▶ _Work instructions_
Without omitting anything, return the records precisely as given.

═════ Data ═════

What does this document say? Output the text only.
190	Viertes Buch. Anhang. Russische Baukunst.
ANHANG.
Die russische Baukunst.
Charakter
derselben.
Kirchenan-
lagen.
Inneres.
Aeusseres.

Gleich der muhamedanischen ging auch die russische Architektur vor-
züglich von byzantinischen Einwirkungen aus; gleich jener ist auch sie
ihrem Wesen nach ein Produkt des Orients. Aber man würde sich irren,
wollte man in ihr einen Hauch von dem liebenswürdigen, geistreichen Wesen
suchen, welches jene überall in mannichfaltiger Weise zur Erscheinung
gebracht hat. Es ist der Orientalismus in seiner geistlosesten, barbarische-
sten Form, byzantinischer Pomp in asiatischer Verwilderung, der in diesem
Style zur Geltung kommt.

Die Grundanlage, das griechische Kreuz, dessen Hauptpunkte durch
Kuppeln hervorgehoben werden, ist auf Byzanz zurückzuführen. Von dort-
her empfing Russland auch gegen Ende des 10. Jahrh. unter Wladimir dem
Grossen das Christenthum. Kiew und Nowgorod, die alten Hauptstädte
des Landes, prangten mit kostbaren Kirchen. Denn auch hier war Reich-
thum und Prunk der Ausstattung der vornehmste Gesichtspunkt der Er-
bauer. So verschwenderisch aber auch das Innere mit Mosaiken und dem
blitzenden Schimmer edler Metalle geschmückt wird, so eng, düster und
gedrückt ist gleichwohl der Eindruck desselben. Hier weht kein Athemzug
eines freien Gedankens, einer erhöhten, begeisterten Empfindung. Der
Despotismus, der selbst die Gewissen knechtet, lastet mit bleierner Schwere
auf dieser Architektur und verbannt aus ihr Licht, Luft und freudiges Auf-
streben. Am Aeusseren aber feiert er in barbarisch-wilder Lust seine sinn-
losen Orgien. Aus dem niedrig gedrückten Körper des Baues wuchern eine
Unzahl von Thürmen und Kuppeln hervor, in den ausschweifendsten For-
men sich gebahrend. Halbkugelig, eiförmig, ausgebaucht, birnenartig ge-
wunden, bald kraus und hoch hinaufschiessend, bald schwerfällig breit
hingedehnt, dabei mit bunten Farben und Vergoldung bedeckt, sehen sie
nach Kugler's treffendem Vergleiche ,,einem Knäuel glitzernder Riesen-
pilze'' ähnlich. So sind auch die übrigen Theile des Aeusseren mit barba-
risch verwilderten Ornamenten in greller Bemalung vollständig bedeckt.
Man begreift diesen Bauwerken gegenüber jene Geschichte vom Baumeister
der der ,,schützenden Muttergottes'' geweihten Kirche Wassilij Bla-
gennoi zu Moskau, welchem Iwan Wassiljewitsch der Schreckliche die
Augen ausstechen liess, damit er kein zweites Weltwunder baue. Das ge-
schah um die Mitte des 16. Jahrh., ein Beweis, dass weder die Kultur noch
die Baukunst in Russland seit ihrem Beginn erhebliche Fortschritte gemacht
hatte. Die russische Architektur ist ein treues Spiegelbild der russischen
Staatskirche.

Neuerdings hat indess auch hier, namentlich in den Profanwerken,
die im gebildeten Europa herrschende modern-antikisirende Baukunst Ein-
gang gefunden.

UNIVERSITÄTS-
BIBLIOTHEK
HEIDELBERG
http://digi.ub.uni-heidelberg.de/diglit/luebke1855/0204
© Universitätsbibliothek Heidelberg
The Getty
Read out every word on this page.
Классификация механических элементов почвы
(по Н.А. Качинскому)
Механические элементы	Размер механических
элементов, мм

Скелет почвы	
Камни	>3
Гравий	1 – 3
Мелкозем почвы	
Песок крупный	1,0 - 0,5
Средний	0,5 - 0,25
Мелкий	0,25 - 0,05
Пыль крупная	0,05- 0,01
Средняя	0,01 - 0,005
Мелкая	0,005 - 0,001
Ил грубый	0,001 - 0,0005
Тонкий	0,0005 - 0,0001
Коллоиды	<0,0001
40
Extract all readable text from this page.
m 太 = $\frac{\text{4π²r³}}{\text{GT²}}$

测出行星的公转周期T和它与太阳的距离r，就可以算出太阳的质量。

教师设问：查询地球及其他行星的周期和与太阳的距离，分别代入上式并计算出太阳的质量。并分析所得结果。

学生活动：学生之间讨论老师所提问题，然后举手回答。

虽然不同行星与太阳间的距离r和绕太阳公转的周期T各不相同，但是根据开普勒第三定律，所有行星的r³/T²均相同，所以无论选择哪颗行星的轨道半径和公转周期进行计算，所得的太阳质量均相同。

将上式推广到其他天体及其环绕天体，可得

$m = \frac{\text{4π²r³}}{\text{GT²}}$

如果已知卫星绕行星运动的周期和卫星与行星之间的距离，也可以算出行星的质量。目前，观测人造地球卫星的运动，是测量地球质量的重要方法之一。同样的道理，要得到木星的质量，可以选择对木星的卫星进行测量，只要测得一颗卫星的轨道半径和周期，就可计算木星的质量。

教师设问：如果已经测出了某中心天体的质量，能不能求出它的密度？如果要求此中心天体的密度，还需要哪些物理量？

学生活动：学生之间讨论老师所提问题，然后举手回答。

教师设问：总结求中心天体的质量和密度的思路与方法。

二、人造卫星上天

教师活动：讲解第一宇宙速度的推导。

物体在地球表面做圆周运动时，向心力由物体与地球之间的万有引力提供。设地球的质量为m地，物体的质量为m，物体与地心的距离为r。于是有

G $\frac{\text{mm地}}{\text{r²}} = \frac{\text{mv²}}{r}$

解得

═════

▶ _Exercise solution_
What does this document say? Output the text only.
190	Viertes Buch. Anhang. Russische Baukunst.
ANHANG.
Die russische Baukunst.
Charakter
derselben.
Kirchenan-
lagen.
Inneres.
Aeusseres.

Gleich der muhamedanischen ging auch die russische Architektur vor-
züglich von byzantinischen Einwirkungen aus; gleich jener ist auch sie
ihrem Wesen nach ein Produkt des Orients. Aber man würde sich irren,
wollte man in ihr einen Hauch von dem liebenswürdigen, geistreichen Wesen
suchen, welches jene überall in mannichfaltiger Weise zur Erscheinung
gebracht hat. Es ist der Orientalismus in seiner geistlosesten, barbarische-
sten Form, byzantinischer Pomp in asiatischer Verwilderung, der in diesem
Style zur Geltung kommt.

Die Grundanlage, das griechische Kreuz, dessen Hauptpunkte durch
Kuppeln hervorgehoben werden, ist auf Byzanz zurückzuführen. Von dort-
her empfing Russland auch gegen Ende des 10. Jahrh. unter Wladimir dem
Grossen das Christenthum. Kiew und Nowgorod, die alten Hauptstädte
des Landes, prangten mit kostbaren Kirchen. Denn auch hier war Reich-
thum und Prunk der Ausstattung der vornehmste Gesichtspunkt der Er-
bauer. So verschwenderisch aber auch das Innere mit Mosaiken und dem
blitzenden Schimmer edler Metalle geschmückt wird, so eng, düster und
gedrückt ist gleichwohl der Eindruck desselben. Hier weht kein Athemzug
eines freien Gedankens, einer erhöhten, begeisterten Empfindung. Der
Despotismus, der selbst die Gewissen knechtet, lastet mit bleierner Schwere
auf dieser Architektur und verbannt aus ihr Licht, Luft und freudiges Auf-
streben. Am Aeusseren aber feiert er in barbarisch-wilder Lust seine sinn-
losen Orgien. Aus dem niedrig gedrückten Körper des Baues wuchern eine
Unzahl von Thürmen und Kuppeln hervor, in den ausschweifendsten For-
men sich gebahrend. Halbkugelig, eiförmig, ausgebaucht, birnenartig ge-
wunden, bald kraus und hoch hinaufschiessend, bald schwerfällig breit
hingedehnt, dabei mit bunten Farben und Vergoldung bedeckt, sehen sie
nach Kugler's treffendem Vergleiche ,,einem Knäuel glitzernder Riesen-
pilze'' ähnlich. So sind auch die übrigen Theile des Aeusseren mit barba-
risch verwilderten Ornamenten in greller Bemalung vollständig bedeckt.
Man begreift diesen Bauwerken gegenüber jene Geschichte vom Baumeister
der der ,,schützenden Muttergottes'' geweihten Kirche Wassilij Bla-
gennoi zu Moskau, welchem Iwan Wassiljewitsch der Schreckliche die
Augen ausstechen liess, damit er kein zweites Weltwunder baue. Das ge-
schah um die Mitte des 16. Jahrh., ein Beweis, dass weder die Kultur noch
die Baukunst in Russland seit ihrem Beginn erhebliche Fortschritte gemacht
hatte. Die russische Architektur ist ein treues Spiegelbild der russischen
Staatskirche.

Neuerdings hat indess auch hier, namentlich in den Profanwerken,
die im gebildeten Europa herrschende modern-antikisirende Baukunst Ein-
gang gefunden.

UNIVERSITÄTS-
BIBLIOTHEK
HEIDELBERG
http://digi.ub.uni-heidelberg.de/diglit/luebke1855/0204
© Universitätsbibliothek Heidelberg
The Getty
Read out every word on this page.
Классификация механических элементов почвы
(по Н.А. Качинскому)
Механические элементы	Размер механических
элементов, мм

Скелет почвы	
Камни	>3
Гравий	1 – 3
Мелкозем почвы	
Песок крупный	1,0 - 0,5
Средний	0,5 - 0,25
Мелкий	0,25 - 0,05
Пыль крупная	0,05- 0,01
Средняя	0,01 - 0,005
Мелкая	0,005 - 0,001
Ил грубый	0,001 - 0,0005
Тонкий	0,0005 - 0,0001
Коллоиды	<0,0001
40
Extract all readable text from this page.
m 太 = $\frac{\text{4π²r³}}{\text{GT²}}$

测出行星的公转周期T和它与太阳的距离r，就可以算出太阳的质量。

教师设问：查询地球及其他行星的周期和与太阳的距离，分别代入上式并计算出太阳的质量。并分析所得结果。

学生活动：学生之间讨论老师所提问题，然后举手回答。

虽然不同行星与太阳间的距离r和绕太阳公转的周期T各不相同，但是根据开普勒第三定律，所有行星的r³/T²均相同，所以无论选择哪颗行星的轨道半径和公转周期进行计算，所得的太阳质量均相同。

将上式推广到其他天体及其环绕天体，可得

$m = \frac{\text{4π²r³}}{\text{GT²}}$

如果已知卫星绕行星运动的周期和卫星与行星之间的距离，也可以算出行星的质量。目前，观测人造地球卫星的运动，是测量地球质量的重要方法之一。同样的道理，要得到木星的质量，可以选择对木星的卫星进行测量，只要测得一颗卫星的轨道半径和周期，就可计算木星的质量。

教师设问：如果已经测出了某中心天体的质量，能不能求出它的密度？如果要求此中心天体的密度，还需要哪些物理量？

学生活动：学生之间讨论老师所提问题，然后举手回答。

教师设问：总结求中心天体的质量和密度的思路与方法。

二、人造卫星上天

教师活动：讲解第一宇宙速度的推导。

物体在地球表面做圆周运动时，向心力由物体与地球之间的万有引力提供。设地球的质量为m地，物体的质量为m，物体与地心的距离为r。于是有

G $\frac{\text{mm地}}{\text{r²}} = \frac{\text{mv²}}{r}$

解得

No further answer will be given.